RuEn

Пётр ФОМЕНКО: «Вчерашние разрушители становятся ортодоксами»

C Петром Наумовичем Фоменко мы встретились во Пскове, на Пушкинском театральном фестивале. И я не мог не спросить его о том, что казалось мне проявлением современного театрального кризиса. Неприметно речь пошла об истории театра, об интерпретации классики, об опере, о театральной педагогике. Ну и о театральной моли заодно. Так уж получилось…

 — Пётр Наумович, вам не кажется, что налицо кризис театра? С одной стороны уходит тупая реалистичность – скучно смотреть просто инсценировку, скрупулёзно следующую за текстом, а с другой стороны, всевозможные режиссёрские фантазии никого не удивляют и не заинтересовывают.
 — Кризис в театре всегда был. Всегда возмущал нашего брата осквернением основ. Делался сначала скандальным, потом скучным. Всегда возникали новые разрушители, которые потом становились ортодоксами. Я и себя имею в виду. Теперь я стал нафталином, но порой я думаю: а где же эта моль, против которой употребляют нафталин?

____

Задание
Скопируйте без изменений часть интервью с Петром Фоменко: начните с фрагмента, где есть слова «C Петром Наумовичем», и остановитесь после слов «никого не удивляют и не заинтересовывают.». Строки, идущие дальше, здесь ни при чем.

____

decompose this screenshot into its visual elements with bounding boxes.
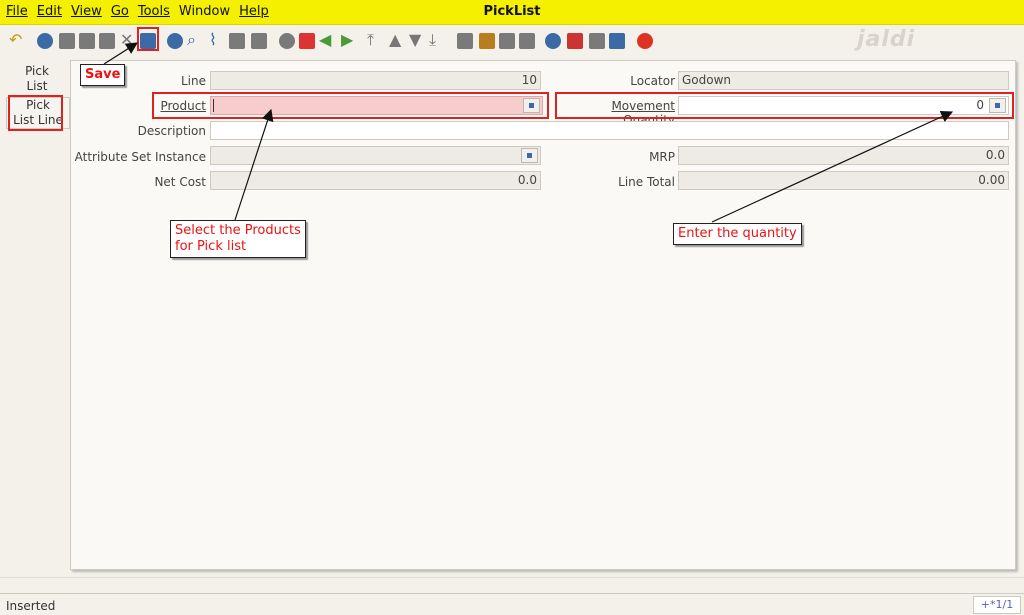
divider <box>0 577 1024 578</box>
status-text: Inserted <box>6 599 56 613</box>
products-callout-line-2: for Pick list <box>175 239 247 254</box>
quantity-callout: Enter the quantity <box>673 223 802 245</box>
record-indicator[interactable]: +*1/1 <box>973 596 1021 614</box>
save-callout: Save <box>80 64 126 86</box>
products-callout-line-1: Select the Products <box>175 223 301 238</box>
annotation-arrows <box>103 42 954 223</box>
products-callout: Select the Products for Pick list <box>170 220 306 258</box>
status-bar: Inserted +*1/1 <box>0 593 1024 615</box>
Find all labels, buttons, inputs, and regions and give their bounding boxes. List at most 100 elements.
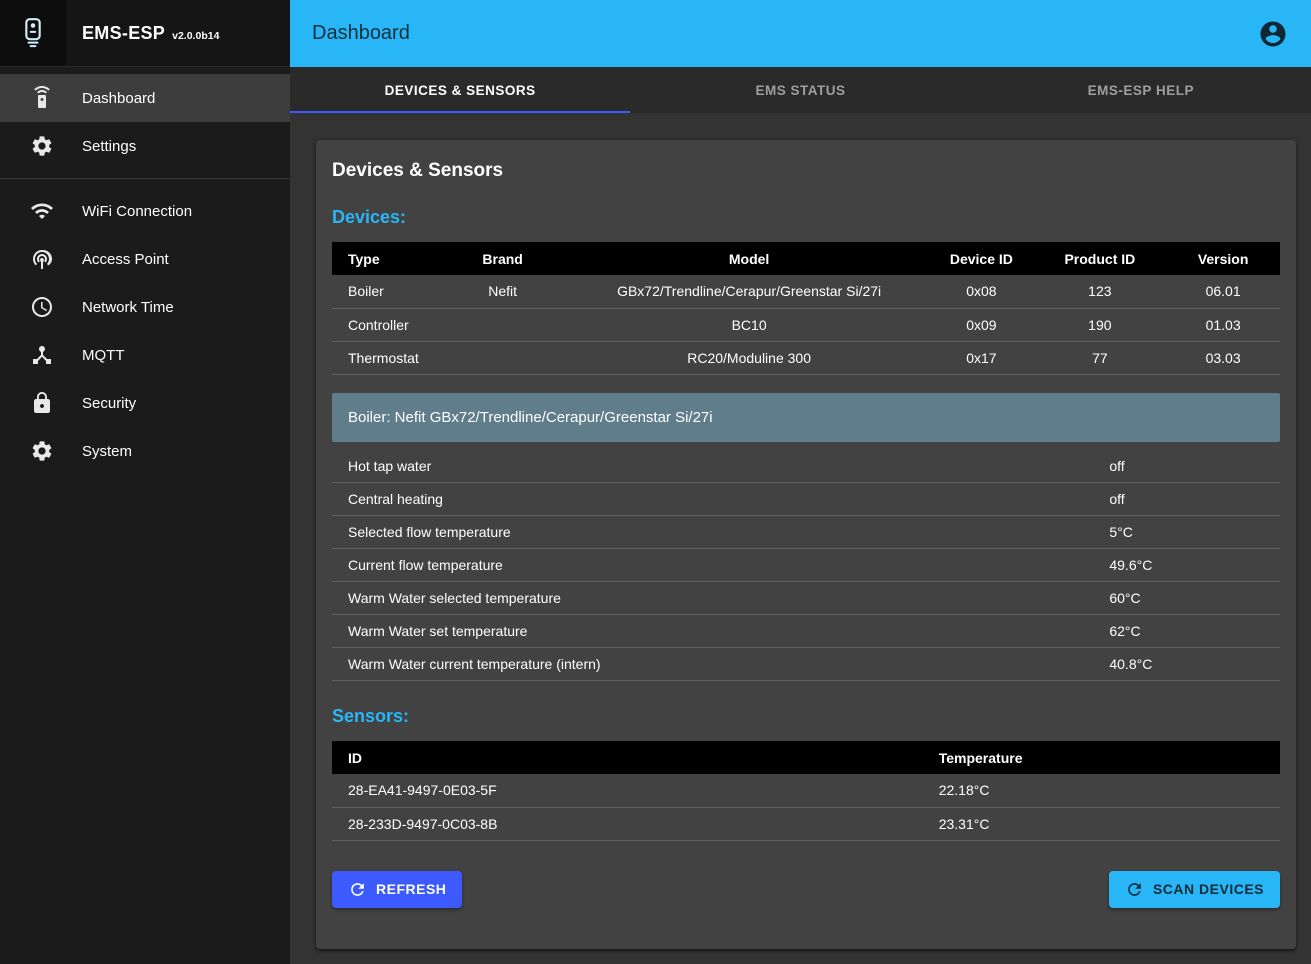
device-row-boiler[interactable]: Boiler Nefit GBx72/Trendline/Cerapur/Gre… <box>332 275 1280 308</box>
devices-table-header-row: Type Brand Model Device ID Product ID Ve… <box>332 242 1280 275</box>
sidebar-item-settings[interactable]: Settings <box>0 122 290 170</box>
cell-model: RC20/Moduline 300 <box>569 341 929 374</box>
clock-icon <box>30 295 54 319</box>
cell-brand <box>436 308 569 341</box>
account-button[interactable] <box>1257 18 1289 50</box>
cell-device-id: 0x08 <box>929 275 1033 308</box>
sensor-row: 28-EA41-9497-0E03-5F 22.18°C <box>332 774 1280 807</box>
cell-product-id: 190 <box>1034 308 1167 341</box>
detail-row: Selected flow temperature 5°C <box>332 516 1280 549</box>
devices-table: Type Brand Model Device ID Product ID Ve… <box>332 242 1280 375</box>
sensors-heading: Sensors: <box>332 706 1280 727</box>
sidebar-header: EMS-ESP v2.0.0b14 <box>0 0 290 67</box>
wifi-icon <box>30 199 54 223</box>
tab-label: DEVICES & SENSORS <box>385 83 536 98</box>
cell-device-id: 0x09 <box>929 308 1033 341</box>
device-detail-table: Hot tap water off Central heating off Se… <box>332 450 1280 682</box>
sensor-row: 28-233D-9497-0C03-8B 23.31°C <box>332 807 1280 840</box>
tab-bar: DEVICES & SENSORS EMS STATUS EMS-ESP HEL… <box>290 67 1311 113</box>
appbar: Dashboard <box>290 0 1311 67</box>
lock-icon <box>30 391 54 415</box>
detail-value: 5°C <box>1109 516 1280 549</box>
card-title: Devices & Sensors <box>332 160 1280 182</box>
cell-product-id: 77 <box>1034 341 1167 374</box>
app-title-group: EMS-ESP v2.0.0b14 <box>82 23 219 44</box>
col-header-id: ID <box>332 741 939 774</box>
action-buttons-row: REFRESH SCAN DEVICES <box>332 871 1280 908</box>
app-logo <box>0 0 66 66</box>
scan-devices-button[interactable]: SCAN DEVICES <box>1109 871 1280 908</box>
content-area: Devices & Sensors Devices: Type Brand Mo… <box>290 113 1311 964</box>
device-row-thermostat[interactable]: Thermostat RC20/Moduline 300 0x17 77 03.… <box>332 341 1280 374</box>
cell-type: Boiler <box>332 275 436 308</box>
detail-value: off <box>1109 450 1280 483</box>
detail-label: Warm Water current temperature (intern) <box>332 648 1109 681</box>
detail-row: Warm Water current temperature (intern) … <box>332 648 1280 681</box>
sidebar-item-label: MQTT <box>82 347 125 364</box>
ems-esp-logo-icon <box>17 17 49 49</box>
col-header-product-id: Product ID <box>1034 242 1167 275</box>
app-title: EMS-ESP <box>82 23 165 44</box>
detail-row: Hot tap water off <box>332 450 1280 483</box>
sensor-id: 28-233D-9497-0C03-8B <box>332 807 939 840</box>
col-header-device-id: Device ID <box>929 242 1033 275</box>
detail-value: off <box>1109 483 1280 516</box>
sidebar-item-security[interactable]: Security <box>0 379 290 427</box>
col-header-type: Type <box>332 242 436 275</box>
col-header-brand: Brand <box>436 242 569 275</box>
sensor-temperature: 23.31°C <box>939 807 1280 840</box>
refresh-button-label: REFRESH <box>376 881 446 897</box>
device-row-controller[interactable]: Controller BC10 0x09 190 01.03 <box>332 308 1280 341</box>
detail-value: 49.6°C <box>1109 549 1280 582</box>
detail-row: Warm Water set temperature 62°C <box>332 615 1280 648</box>
menu-divider <box>0 178 290 179</box>
sidebar-item-access-point[interactable]: Access Point <box>0 235 290 283</box>
refresh-icon <box>348 880 367 899</box>
account-circle-icon <box>1258 19 1288 49</box>
tab-ems-esp-help[interactable]: EMS-ESP HELP <box>971 67 1311 113</box>
cell-type: Controller <box>332 308 436 341</box>
sidebar-item-label: Settings <box>82 138 136 155</box>
tab-label: EMS STATUS <box>755 83 845 98</box>
col-header-temperature: Temperature <box>939 741 1280 774</box>
sidebar-item-label: Security <box>82 395 136 412</box>
detail-value: 62°C <box>1109 615 1280 648</box>
main-column: Dashboard DEVICES & SENSORS EMS STATUS E… <box>290 0 1311 964</box>
sensor-id: 28-EA41-9497-0E03-5F <box>332 774 939 807</box>
gear-icon <box>30 134 54 158</box>
devices-sensors-card: Devices & Sensors Devices: Type Brand Mo… <box>316 140 1296 949</box>
detail-row: Current flow temperature 49.6°C <box>332 549 1280 582</box>
detail-label: Selected flow temperature <box>332 516 1109 549</box>
tab-devices-sensors[interactable]: DEVICES & SENSORS <box>290 67 630 113</box>
sensors-table-header-row: ID Temperature <box>332 741 1280 774</box>
sidebar-item-system[interactable]: System <box>0 427 290 475</box>
detail-value: 60°C <box>1109 582 1280 615</box>
cell-model: GBx72/Trendline/Cerapur/Greenstar Si/27i <box>569 275 929 308</box>
device-hub-icon <box>30 343 54 367</box>
cell-type: Thermostat <box>332 341 436 374</box>
col-header-model: Model <box>569 242 929 275</box>
sidebar-item-label: Access Point <box>82 251 169 268</box>
detail-value: 40.8°C <box>1109 648 1280 681</box>
detail-label: Warm Water selected temperature <box>332 582 1109 615</box>
cell-version: 06.01 <box>1166 275 1280 308</box>
detail-label: Warm Water set temperature <box>332 615 1109 648</box>
cell-product-id: 123 <box>1034 275 1167 308</box>
remote-icon <box>30 86 54 110</box>
sidebar-item-wifi-connection[interactable]: WiFi Connection <box>0 187 290 235</box>
col-header-version: Version <box>1166 242 1280 275</box>
sensor-temperature: 22.18°C <box>939 774 1280 807</box>
scan-devices-button-label: SCAN DEVICES <box>1153 881 1264 897</box>
sidebar-item-network-time[interactable]: Network Time <box>0 283 290 331</box>
tab-ems-status[interactable]: EMS STATUS <box>630 67 970 113</box>
device-detail-header: Boiler: Nefit GBx72/Trendline/Cerapur/Gr… <box>332 393 1280 442</box>
sidebar-item-dashboard[interactable]: Dashboard <box>0 74 290 122</box>
app-root: EMS-ESP v2.0.0b14 Dashboard Settings WiF… <box>0 0 1311 964</box>
detail-label: Hot tap water <box>332 450 1109 483</box>
cell-version: 03.03 <box>1166 341 1280 374</box>
cell-brand: Nefit <box>436 275 569 308</box>
sidebar: EMS-ESP v2.0.0b14 Dashboard Settings WiF… <box>0 0 290 964</box>
cell-model: BC10 <box>569 308 929 341</box>
sidebar-item-mqtt[interactable]: MQTT <box>0 331 290 379</box>
refresh-button[interactable]: REFRESH <box>332 871 462 908</box>
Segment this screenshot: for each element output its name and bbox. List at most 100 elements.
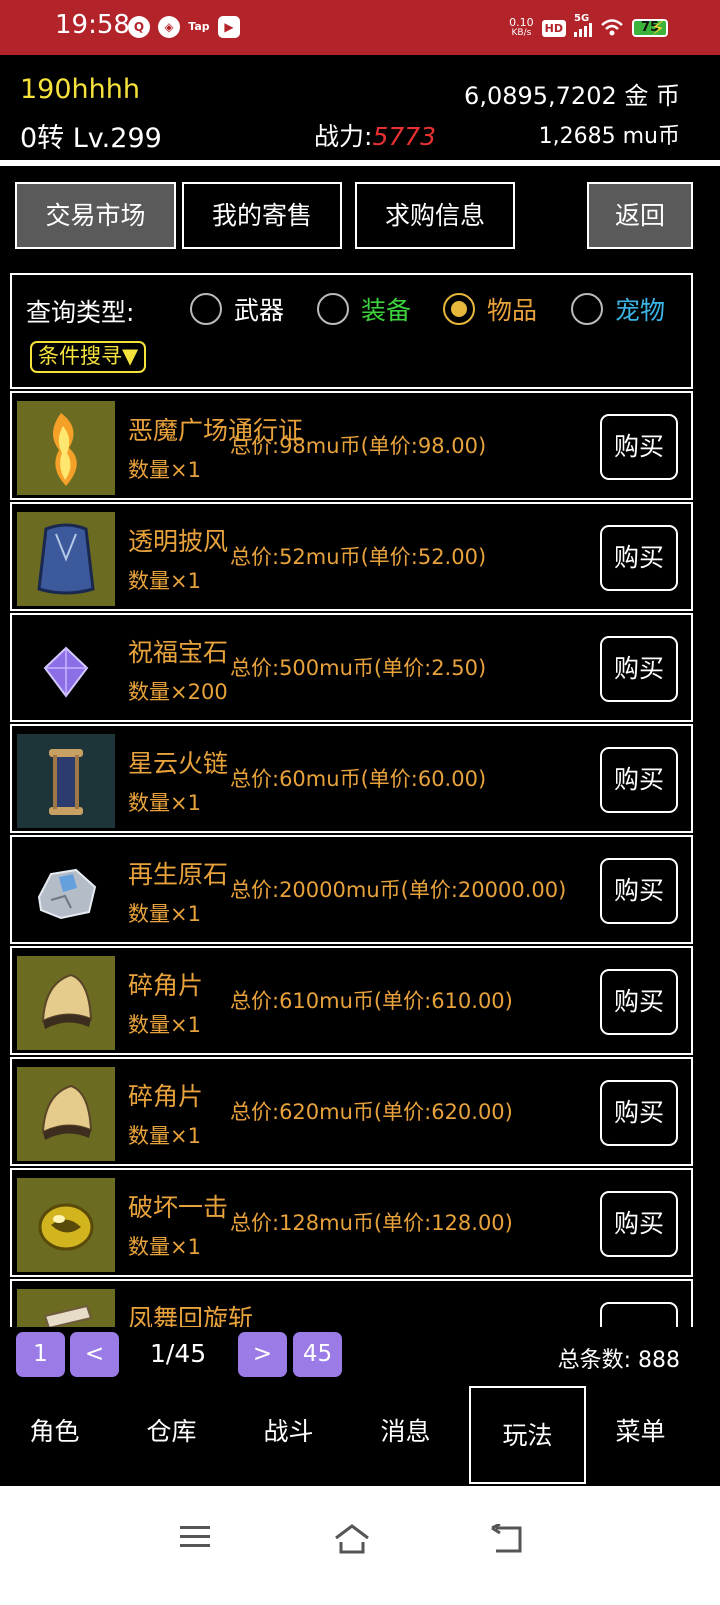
radio-label: 物品 <box>487 296 538 325</box>
nav-warehouse[interactable]: 仓库 <box>113 1412 230 1448</box>
signal-label: 5G <box>574 13 590 24</box>
total-count: 总条数: 888 <box>557 1348 680 1373</box>
list-item: 恶魔广场通行证 数量×1 总价:98mu币(单价:98.00) 购买 <box>10 391 693 500</box>
prev-page-button[interactable]: < <box>70 1332 119 1377</box>
hd-icon: HD <box>541 19 566 37</box>
buy-button[interactable]: 购买 <box>600 858 678 924</box>
item-name: 祝福宝石 <box>128 638 229 667</box>
radio-weapon[interactable]: 武器 <box>190 291 284 327</box>
list-item: 碎角片 数量×1 总价:610mu币(单价:610.00) 购买 <box>10 946 693 1055</box>
nav-battle[interactable]: 战斗 <box>230 1412 347 1448</box>
nav-character[interactable]: 角色 <box>0 1412 113 1448</box>
item-quantity: 数量×1 <box>128 458 201 482</box>
query-filter: 查询类型: 武器 装备 物品 宠物 条件搜寻▼ <box>10 273 693 389</box>
list-item: 祝福宝石 数量×200 总价:500mu币(单价:2.50) 购买 <box>10 613 693 722</box>
item-name: 再生原石 <box>128 860 229 889</box>
radio-circle <box>571 293 603 325</box>
radio-pet[interactable]: 宠物 <box>571 291 665 327</box>
item-quantity: 数量×200 <box>128 680 228 704</box>
item-price: 总价:98mu币(单价:98.00) <box>230 434 487 458</box>
radio-item[interactable]: 物品 <box>443 291 537 327</box>
net-speed-value: 0.10 <box>509 16 534 29</box>
item-quantity: 数量×1 <box>128 1124 201 1148</box>
item-price: 总价:52mu币(单价:52.00) <box>230 545 487 569</box>
list-item: 碎角片 数量×1 总价:620mu币(单价:620.00) 购买 <box>10 1057 693 1166</box>
my-sales-button[interactable]: 我的寄售 <box>182 182 342 249</box>
status-right: 0.10 KB/s HD 5G 75 <box>509 13 668 42</box>
item-price: 总价:620mu币(单价:620.00) <box>230 1100 513 1124</box>
horn-fragment-icon <box>17 1067 115 1161</box>
buy-button[interactable]: 购买 <box>600 525 678 591</box>
last-page-button[interactable]: 45 <box>293 1332 342 1377</box>
item-quantity: 数量×1 <box>128 1013 201 1037</box>
flame-scroll-icon <box>17 401 115 495</box>
item-quantity: 数量×1 <box>128 569 201 593</box>
page-indicator: 1/45 <box>150 1339 207 1368</box>
buy-button[interactable] <box>600 1302 678 1327</box>
radio-circle <box>190 293 222 325</box>
buy-button[interactable]: 购买 <box>600 747 678 813</box>
gem-icon <box>17 623 115 717</box>
radio-equipment[interactable]: 装备 <box>317 291 411 327</box>
back-button[interactable]: 返回 <box>587 182 693 249</box>
condition-search-button[interactable]: 条件搜寻▼ <box>30 341 147 373</box>
market-button[interactable]: 交易市场 <box>15 182 176 249</box>
combat-power-value: 5773 <box>372 122 437 151</box>
buy-button[interactable]: 购买 <box>600 1191 678 1257</box>
horn-fragment-icon <box>17 956 115 1050</box>
menu-icon[interactable] <box>179 1524 211 1550</box>
compass-icon: ◈ <box>158 16 180 38</box>
buy-button[interactable]: 购买 <box>600 1080 678 1146</box>
list-item: 再生原石 数量×1 总价:20000mu币(单价:20000.00) 购买 <box>10 835 693 944</box>
item-quantity: 数量×1 <box>128 791 201 815</box>
buy-button[interactable]: 购买 <box>600 414 678 480</box>
item-list[interactable]: 恶魔广场通行证 数量×1 总价:98mu币(单价:98.00) 购买 透明披风 … <box>10 391 693 1327</box>
item-name: 碎角片 <box>128 1082 204 1111</box>
wanted-button[interactable]: 求购信息 <box>355 182 515 249</box>
back-icon[interactable] <box>490 1524 526 1554</box>
item-price: 总价:500mu币(单价:2.50) <box>230 656 487 680</box>
item-quantity: 数量×1 <box>128 902 201 926</box>
buy-button[interactable]: 购买 <box>600 969 678 1035</box>
net-speed-unit: KB/s <box>511 28 532 38</box>
combat-power: 战力:5773 <box>314 117 436 153</box>
item-quantity: 数量×1 <box>128 1235 201 1259</box>
status-bar: 19:58 Q ◈ Tap ▶ 0.10 KB/s HD 5G 75 ⚡ <box>0 0 720 55</box>
item-name: 碎角片 <box>128 971 204 1000</box>
item-price: 总价:60mu币(单价:60.00) <box>230 767 487 791</box>
system-nav-bar <box>0 1486 720 1605</box>
item-name: 凤舞回旋斩 <box>128 1304 254 1327</box>
charging-icon: ⚡ <box>650 16 665 40</box>
item-name: 破坏一击 <box>128 1193 229 1222</box>
list-item: 凤舞回旋斩 <box>10 1279 693 1327</box>
buy-button[interactable]: 购买 <box>600 636 678 702</box>
combat-power-label: 战力: <box>314 122 373 151</box>
first-page-button[interactable]: 1 <box>16 1332 65 1377</box>
nav-messages[interactable]: 消息 <box>347 1412 464 1448</box>
radio-circle <box>317 293 349 325</box>
player-name: 190hhhh <box>20 74 140 105</box>
taptap-icon: Tap <box>188 20 210 33</box>
signal-icon: 5G <box>574 13 592 37</box>
orb-icon <box>17 1178 115 1272</box>
mu-coin-balance: 1,2685 mu币 <box>538 124 680 149</box>
next-page-button[interactable]: > <box>238 1332 287 1377</box>
item-price: 总价:610mu币(单价:610.00) <box>230 989 513 1013</box>
header-divider <box>0 160 720 166</box>
item-name: 星云火链 <box>128 749 229 778</box>
radio-circle-selected <box>443 293 475 325</box>
wifi-icon <box>601 19 623 36</box>
gold-balance: 6,0895,7202 金 币 <box>464 82 680 110</box>
app-q-icon: Q <box>128 16 150 38</box>
list-item: 星云火链 数量×1 总价:60mu币(单价:60.00) 购买 <box>10 724 693 833</box>
chain-scroll-icon <box>17 734 115 828</box>
home-icon[interactable] <box>333 1524 371 1554</box>
radio-label: 装备 <box>361 296 412 325</box>
player-level: 0转 Lv.299 <box>20 123 162 154</box>
nav-gameplay[interactable]: 玩法 <box>469 1416 586 1452</box>
radio-label: 宠物 <box>615 296 666 325</box>
nav-menu[interactable]: 菜单 <box>582 1412 699 1448</box>
ore-icon <box>17 845 115 939</box>
query-type-label: 查询类型: <box>26 298 135 327</box>
net-speed: 0.10 KB/s <box>509 17 534 39</box>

____

Ответ
C Петром Наумовичем Фоменко мы встретились во Пскове, на Пушкинском театральном фестивале. И я не мог не спросить его о том, что казалось мне проявлением современного театрального кризиса. Неприметно речь пошла об истории театра, об интерпретации классики, об опере, о театральной педагогике. Ну и о театральной моли заодно. Так уж получилось…

 — Пётр Наумович, вам не кажется, что налицо кризис театра? С одной стороны уходит тупая реалистичность – скучно смотреть просто инсценировку, скрупулёзно следующую за текстом, а с другой стороны, всевозможные режиссёрские фантазии никого не удивляют и не заинтересовывают.